Data excerpts:
- - - -

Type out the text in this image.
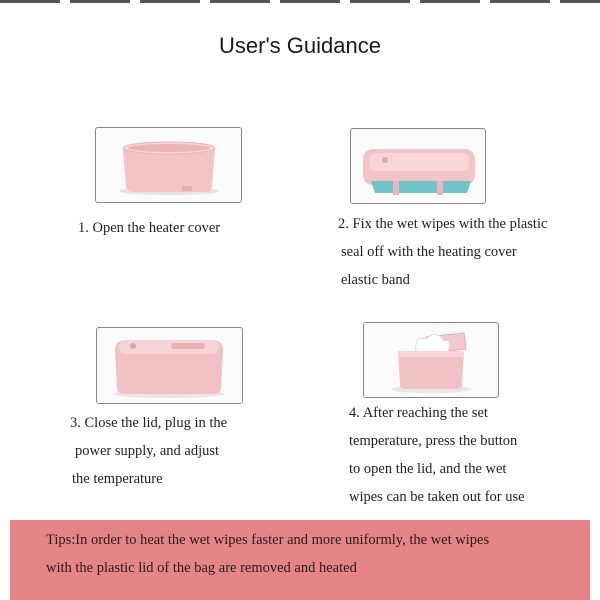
User's Guidance
1. Open the heater cover	2. Fix the wet wipes with the plastic
seal off with the heating cover
elastic band
3. Close the lid, plug in the
power supply, and adjust
the temperature
4. After reaching the set
temperature, press the button
to open the lid, and the wet
wipes can be taken out for use
Tips:In order to heat the wet wipes faster and more uniformly, the wet wipes
with the plastic lid of the bag are removed and heated
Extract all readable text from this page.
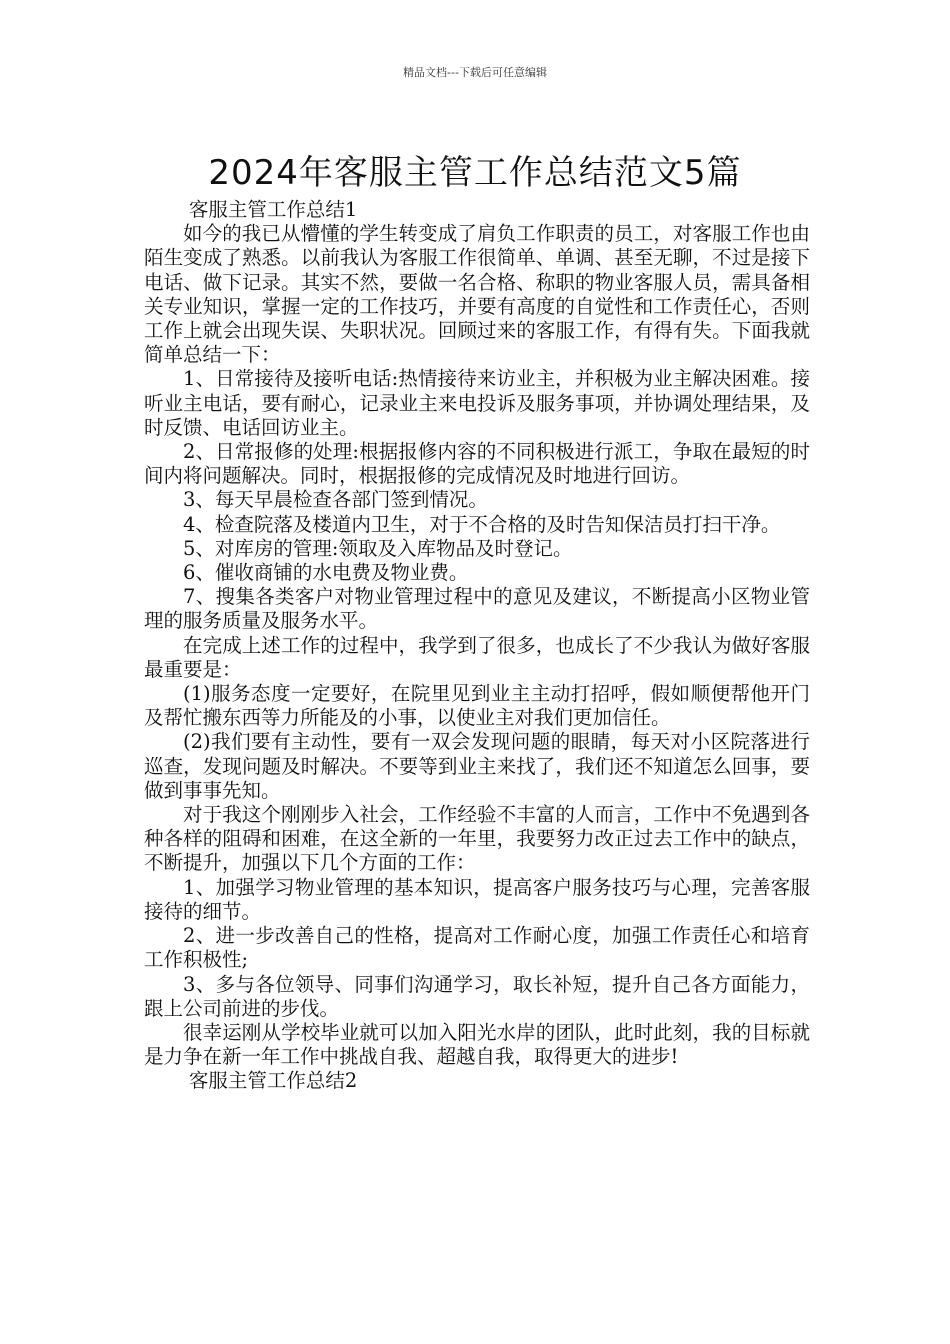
精品文档---下载后可任意编辑
2024年客服主管工作总结范文5篇

客服主管工作总结1

如今的我已从懵懂的学生转变成了肩负工作职责的员工，对客服工作也由陌生变成了熟悉。以前我认为客服工作很简单、单调、甚至无聊，不过是接下电话、做下记录。其实不然，要做一名合格、称职的物业客服人员，需具备相关专业知识，掌握一定的工作技巧，并要有高度的自觉性和工作责任心，否则工作上就会出现失误、失职状况。回顾过来的客服工作，有得有失。下面我就简单总结一下：

1、日常接待及接听电话:热情接待来访业主，并积极为业主解决困难。接听业主电话，要有耐心，记录业主来电投诉及服务事项，并协调处理结果，及时反馈、电话回访业主。

2、日常报修的处理:根据报修内容的不同积极进行派工，争取在最短的时间内将问题解决。同时，根据报修的完成情况及时地进行回访。

3、每天早晨检查各部门签到情况。

4、检查院落及楼道内卫生，对于不合格的及时告知保洁员打扫干净。

5、对库房的管理:领取及入库物品及时登记。

6、催收商铺的水电费及物业费。

7、搜集各类客户对物业管理过程中的意见及建议，不断提高小区物业管理的服务质量及服务水平。

在完成上述工作的过程中，我学到了很多，也成长了不少我认为做好客服最重要是：

(1)服务态度一定要好，在院里见到业主主动打招呼，假如顺便帮他开门及帮忙搬东西等力所能及的小事，以使业主对我们更加信任。

(2)我们要有主动性，要有一双会发现问题的眼睛，每天对小区院落进行巡查，发现问题及时解决。不要等到业主来找了，我们还不知道怎么回事，要做到事事先知。

对于我这个刚刚步入社会，工作经验不丰富的人而言，工作中不免遇到各种各样的阻碍和困难，在这全新的一年里，我要努力改正过去工作中的缺点，不断提升，加强以下几个方面的工作：

1、加强学习物业管理的基本知识，提高客户服务技巧与心理，完善客服接待的细节。

2、进一步改善自己的性格，提高对工作耐心度，加强工作责任心和培育工作积极性;

3、多与各位领导、同事们沟通学习，取长补短，提升自己各方面能力，跟上公司前进的步伐。

很幸运刚从学校毕业就可以加入阳光水岸的团队，此时此刻，我的目标就是力争在新一年工作中挑战自我、超越自我，取得更大的进步!

客服主管工作总结2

- - - -

Return all lines containing "cover".

1. Open the heater cover	2. Fix the wet wipes with the plastic
seal off with the heating cover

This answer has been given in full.